## [EXERCISE INSTRUCTIONS]
In the entries that follow, how many lines contain "structured"? Answer with the number only.
=== PROVIDED MATERIAL ===
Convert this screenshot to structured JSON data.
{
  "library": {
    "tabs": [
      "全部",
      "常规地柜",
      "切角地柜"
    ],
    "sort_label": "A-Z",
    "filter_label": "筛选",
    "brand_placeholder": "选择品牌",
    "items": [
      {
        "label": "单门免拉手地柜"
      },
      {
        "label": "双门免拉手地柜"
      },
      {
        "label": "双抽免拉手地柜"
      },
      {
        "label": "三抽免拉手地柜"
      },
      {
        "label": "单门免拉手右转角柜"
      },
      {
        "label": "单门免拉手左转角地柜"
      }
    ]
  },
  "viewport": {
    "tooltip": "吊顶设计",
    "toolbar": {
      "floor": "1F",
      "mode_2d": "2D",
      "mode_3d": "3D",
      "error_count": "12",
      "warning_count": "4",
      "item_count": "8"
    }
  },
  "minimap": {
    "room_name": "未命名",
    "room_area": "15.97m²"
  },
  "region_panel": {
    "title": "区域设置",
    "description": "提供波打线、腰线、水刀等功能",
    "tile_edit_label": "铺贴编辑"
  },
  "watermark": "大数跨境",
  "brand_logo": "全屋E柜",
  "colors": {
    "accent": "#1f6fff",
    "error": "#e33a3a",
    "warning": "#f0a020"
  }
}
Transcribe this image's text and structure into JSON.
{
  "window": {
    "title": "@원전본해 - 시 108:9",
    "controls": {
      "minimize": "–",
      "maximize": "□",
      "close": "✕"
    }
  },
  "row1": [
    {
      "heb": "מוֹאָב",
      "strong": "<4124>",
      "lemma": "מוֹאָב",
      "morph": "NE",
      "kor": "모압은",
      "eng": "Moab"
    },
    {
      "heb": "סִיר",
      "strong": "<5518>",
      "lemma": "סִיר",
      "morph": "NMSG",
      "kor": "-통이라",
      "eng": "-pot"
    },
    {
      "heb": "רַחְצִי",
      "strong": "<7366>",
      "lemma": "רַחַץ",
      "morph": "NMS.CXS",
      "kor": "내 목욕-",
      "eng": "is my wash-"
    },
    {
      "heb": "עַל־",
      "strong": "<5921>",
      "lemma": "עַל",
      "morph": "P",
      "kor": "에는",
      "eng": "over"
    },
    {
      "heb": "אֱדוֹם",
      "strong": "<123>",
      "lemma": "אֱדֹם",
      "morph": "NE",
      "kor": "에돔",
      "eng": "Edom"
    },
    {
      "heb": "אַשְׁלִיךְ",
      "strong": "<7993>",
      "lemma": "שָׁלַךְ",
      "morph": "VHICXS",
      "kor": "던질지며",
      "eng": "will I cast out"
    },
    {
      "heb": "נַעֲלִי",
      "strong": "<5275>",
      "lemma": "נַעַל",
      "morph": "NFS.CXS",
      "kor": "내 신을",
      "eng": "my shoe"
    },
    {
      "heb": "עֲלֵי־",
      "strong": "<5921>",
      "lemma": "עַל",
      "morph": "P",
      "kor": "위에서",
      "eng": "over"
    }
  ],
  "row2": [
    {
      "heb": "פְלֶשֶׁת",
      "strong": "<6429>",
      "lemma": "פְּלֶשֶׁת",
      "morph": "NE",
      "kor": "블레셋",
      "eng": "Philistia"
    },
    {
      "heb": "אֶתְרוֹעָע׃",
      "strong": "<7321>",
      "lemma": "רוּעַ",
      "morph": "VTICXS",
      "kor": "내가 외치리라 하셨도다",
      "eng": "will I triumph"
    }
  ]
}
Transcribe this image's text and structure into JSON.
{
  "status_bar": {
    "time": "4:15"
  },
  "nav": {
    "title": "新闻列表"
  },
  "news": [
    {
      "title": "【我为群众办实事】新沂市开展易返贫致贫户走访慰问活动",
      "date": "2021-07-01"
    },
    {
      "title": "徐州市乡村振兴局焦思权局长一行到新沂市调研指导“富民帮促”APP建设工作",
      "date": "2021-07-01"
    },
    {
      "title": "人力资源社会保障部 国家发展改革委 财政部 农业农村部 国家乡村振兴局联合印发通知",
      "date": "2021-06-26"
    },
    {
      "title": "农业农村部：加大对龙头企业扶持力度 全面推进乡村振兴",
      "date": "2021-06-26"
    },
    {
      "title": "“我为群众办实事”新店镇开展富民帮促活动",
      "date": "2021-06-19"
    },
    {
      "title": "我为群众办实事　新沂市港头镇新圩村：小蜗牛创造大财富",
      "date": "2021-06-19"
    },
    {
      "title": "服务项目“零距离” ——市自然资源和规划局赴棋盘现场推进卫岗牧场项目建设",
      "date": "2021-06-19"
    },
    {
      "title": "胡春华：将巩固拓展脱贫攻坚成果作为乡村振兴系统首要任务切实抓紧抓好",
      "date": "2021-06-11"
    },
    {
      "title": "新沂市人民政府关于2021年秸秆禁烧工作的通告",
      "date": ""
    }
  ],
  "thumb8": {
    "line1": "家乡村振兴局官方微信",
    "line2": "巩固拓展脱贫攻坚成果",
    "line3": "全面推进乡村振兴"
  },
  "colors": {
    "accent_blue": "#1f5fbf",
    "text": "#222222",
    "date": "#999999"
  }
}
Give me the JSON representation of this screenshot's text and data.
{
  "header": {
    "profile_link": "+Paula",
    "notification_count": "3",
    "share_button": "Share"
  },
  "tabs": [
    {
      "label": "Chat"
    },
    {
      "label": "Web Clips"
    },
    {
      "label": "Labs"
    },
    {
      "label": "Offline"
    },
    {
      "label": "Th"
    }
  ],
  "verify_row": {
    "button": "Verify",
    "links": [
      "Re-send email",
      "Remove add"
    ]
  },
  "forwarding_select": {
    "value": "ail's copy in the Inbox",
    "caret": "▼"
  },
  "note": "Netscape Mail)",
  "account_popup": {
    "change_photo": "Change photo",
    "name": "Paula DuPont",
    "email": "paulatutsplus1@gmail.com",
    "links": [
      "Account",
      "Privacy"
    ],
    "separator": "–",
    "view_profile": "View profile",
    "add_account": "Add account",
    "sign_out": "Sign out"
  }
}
===
=== PROVIDED MATERIAL ===
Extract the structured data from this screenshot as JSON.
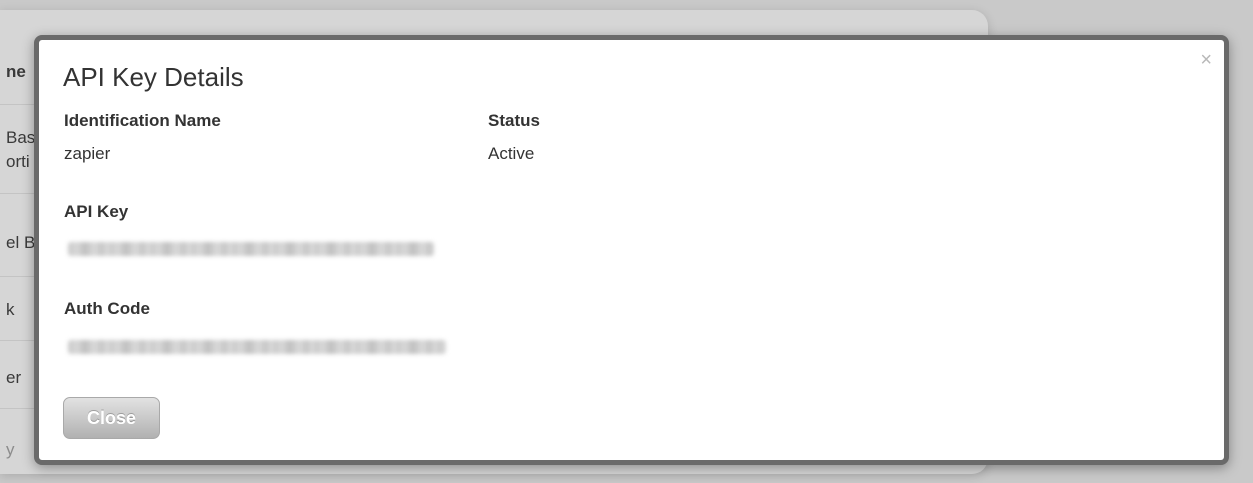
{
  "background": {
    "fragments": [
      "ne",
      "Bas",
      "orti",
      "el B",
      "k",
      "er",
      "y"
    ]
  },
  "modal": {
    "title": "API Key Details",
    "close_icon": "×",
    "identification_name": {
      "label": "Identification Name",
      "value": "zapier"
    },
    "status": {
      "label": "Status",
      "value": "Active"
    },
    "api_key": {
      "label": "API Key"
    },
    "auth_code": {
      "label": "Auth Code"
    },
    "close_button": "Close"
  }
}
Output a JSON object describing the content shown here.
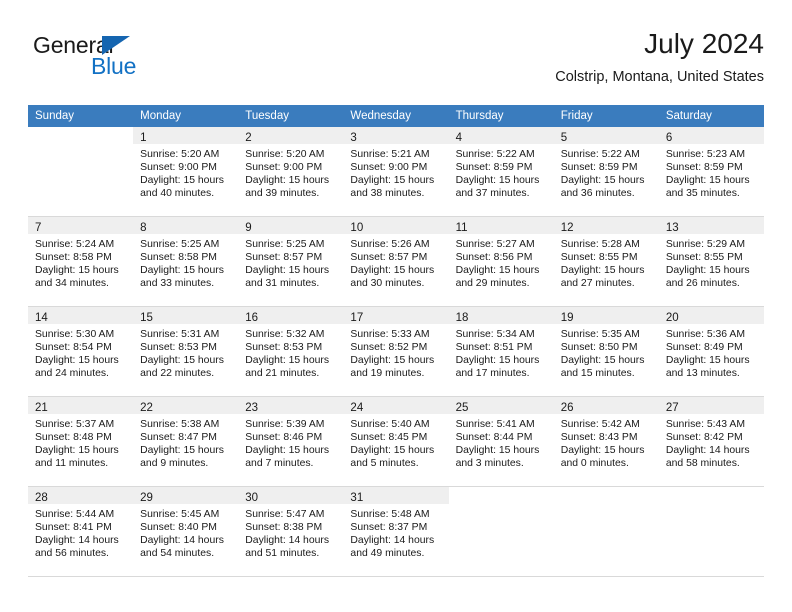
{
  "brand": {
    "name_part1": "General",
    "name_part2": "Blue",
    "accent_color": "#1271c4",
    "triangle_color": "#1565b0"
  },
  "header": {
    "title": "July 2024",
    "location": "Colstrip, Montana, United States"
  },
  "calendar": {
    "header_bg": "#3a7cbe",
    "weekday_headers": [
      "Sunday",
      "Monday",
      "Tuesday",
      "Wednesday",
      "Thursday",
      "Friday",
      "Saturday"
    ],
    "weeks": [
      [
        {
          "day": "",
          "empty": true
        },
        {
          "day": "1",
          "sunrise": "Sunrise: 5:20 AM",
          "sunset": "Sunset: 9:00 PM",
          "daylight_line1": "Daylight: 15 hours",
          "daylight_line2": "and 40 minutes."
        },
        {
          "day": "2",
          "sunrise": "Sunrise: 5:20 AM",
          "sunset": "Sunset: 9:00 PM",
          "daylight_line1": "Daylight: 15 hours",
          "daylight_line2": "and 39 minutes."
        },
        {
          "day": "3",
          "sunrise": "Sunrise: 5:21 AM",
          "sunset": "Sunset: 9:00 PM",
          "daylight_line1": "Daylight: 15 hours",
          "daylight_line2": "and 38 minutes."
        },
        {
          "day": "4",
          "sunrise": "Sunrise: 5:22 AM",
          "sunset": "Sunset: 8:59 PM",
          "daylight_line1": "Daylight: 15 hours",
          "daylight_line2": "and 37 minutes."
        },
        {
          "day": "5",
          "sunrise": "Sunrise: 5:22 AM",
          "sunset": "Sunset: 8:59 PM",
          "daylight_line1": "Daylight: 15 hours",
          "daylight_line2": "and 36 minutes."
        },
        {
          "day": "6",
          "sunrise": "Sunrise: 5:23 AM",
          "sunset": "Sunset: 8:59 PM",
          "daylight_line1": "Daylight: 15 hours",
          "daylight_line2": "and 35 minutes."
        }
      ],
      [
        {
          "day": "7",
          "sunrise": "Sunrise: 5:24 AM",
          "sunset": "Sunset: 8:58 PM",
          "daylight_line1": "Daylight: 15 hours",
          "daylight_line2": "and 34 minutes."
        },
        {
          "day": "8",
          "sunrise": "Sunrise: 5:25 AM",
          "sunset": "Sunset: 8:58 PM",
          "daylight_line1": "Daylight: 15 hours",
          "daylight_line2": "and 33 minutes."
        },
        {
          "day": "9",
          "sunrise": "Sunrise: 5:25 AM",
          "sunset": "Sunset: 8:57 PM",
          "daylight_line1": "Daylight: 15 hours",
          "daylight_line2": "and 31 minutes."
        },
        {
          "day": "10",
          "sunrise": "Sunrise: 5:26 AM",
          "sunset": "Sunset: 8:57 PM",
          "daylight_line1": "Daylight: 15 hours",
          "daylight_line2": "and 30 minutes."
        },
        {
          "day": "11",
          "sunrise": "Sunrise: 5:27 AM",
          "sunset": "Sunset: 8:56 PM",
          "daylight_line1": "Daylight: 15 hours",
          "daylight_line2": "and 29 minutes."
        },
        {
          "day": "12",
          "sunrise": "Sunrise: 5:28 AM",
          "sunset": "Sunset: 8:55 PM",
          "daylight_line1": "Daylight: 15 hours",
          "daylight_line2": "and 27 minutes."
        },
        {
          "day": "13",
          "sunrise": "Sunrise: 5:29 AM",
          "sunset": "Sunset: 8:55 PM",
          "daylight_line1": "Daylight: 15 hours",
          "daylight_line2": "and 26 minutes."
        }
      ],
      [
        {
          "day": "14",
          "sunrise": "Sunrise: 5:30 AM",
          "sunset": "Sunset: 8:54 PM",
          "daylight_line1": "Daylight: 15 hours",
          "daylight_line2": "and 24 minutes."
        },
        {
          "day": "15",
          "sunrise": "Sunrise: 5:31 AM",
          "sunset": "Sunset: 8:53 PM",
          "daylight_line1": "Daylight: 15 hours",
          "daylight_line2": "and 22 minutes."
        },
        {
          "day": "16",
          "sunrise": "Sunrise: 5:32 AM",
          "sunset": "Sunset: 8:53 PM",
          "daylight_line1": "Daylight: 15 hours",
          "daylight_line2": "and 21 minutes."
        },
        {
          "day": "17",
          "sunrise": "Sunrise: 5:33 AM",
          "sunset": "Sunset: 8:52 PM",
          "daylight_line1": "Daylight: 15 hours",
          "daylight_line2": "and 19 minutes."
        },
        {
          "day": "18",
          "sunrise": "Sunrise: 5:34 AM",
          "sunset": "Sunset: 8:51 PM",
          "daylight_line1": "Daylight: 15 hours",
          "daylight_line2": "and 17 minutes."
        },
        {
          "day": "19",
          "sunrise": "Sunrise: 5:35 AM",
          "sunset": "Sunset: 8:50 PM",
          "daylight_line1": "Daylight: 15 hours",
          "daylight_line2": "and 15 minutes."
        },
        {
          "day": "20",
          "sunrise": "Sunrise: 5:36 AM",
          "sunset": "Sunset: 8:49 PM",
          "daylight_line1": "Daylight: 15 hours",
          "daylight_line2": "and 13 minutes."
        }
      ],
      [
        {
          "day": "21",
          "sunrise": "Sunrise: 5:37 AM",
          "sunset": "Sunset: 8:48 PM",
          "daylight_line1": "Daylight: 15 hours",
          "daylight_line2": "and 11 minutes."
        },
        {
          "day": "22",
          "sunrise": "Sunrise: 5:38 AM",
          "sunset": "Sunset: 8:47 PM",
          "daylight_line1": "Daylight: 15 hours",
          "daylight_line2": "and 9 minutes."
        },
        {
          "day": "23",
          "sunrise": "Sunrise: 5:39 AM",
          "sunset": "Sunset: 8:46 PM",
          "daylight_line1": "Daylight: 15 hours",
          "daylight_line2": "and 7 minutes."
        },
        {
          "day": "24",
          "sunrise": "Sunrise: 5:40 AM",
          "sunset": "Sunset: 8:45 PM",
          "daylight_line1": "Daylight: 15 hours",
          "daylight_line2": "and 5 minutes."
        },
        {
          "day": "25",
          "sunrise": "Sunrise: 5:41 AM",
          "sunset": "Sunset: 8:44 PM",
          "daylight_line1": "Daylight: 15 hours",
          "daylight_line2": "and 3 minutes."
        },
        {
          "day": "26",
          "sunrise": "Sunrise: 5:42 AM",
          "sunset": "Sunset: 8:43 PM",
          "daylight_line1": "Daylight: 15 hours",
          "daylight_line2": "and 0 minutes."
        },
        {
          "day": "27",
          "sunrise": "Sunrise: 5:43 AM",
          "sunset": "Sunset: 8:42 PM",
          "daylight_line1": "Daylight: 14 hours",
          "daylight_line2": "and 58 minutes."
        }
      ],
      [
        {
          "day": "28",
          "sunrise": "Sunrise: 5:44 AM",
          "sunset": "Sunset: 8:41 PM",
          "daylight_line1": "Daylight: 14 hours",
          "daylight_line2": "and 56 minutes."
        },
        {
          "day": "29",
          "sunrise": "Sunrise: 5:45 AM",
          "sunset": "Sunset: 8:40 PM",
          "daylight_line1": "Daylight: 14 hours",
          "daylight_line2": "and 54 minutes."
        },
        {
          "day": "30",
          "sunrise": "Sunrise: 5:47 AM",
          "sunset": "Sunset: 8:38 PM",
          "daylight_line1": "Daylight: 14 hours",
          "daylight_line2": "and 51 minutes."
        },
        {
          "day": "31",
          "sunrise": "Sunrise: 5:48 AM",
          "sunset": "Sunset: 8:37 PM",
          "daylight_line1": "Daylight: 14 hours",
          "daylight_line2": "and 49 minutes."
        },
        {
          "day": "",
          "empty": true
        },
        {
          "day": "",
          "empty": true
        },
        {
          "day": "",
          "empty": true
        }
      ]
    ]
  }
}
===
=== PROVIDED MATERIAL ===
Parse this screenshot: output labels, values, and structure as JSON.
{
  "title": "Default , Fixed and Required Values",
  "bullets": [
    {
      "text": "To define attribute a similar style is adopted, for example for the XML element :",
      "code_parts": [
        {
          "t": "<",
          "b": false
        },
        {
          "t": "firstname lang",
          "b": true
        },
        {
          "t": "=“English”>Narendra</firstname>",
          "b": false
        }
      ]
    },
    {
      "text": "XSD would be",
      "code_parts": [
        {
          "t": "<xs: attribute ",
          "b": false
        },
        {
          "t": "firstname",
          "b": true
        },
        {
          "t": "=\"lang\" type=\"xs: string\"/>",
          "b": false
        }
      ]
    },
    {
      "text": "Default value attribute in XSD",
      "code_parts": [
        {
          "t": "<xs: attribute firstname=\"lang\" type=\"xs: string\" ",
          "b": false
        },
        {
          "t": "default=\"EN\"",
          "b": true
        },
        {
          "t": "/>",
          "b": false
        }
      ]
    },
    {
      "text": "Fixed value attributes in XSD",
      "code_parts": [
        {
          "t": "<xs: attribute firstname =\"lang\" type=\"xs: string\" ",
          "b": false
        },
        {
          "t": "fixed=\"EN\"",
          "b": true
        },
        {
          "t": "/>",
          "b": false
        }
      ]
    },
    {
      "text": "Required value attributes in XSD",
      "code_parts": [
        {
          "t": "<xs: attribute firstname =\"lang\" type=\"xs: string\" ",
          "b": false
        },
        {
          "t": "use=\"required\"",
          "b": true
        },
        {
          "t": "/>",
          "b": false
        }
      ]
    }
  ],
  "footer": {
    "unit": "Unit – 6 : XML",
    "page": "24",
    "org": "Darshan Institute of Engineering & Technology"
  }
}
===
## [SOLUTION FOR THIS EXERCISE]
2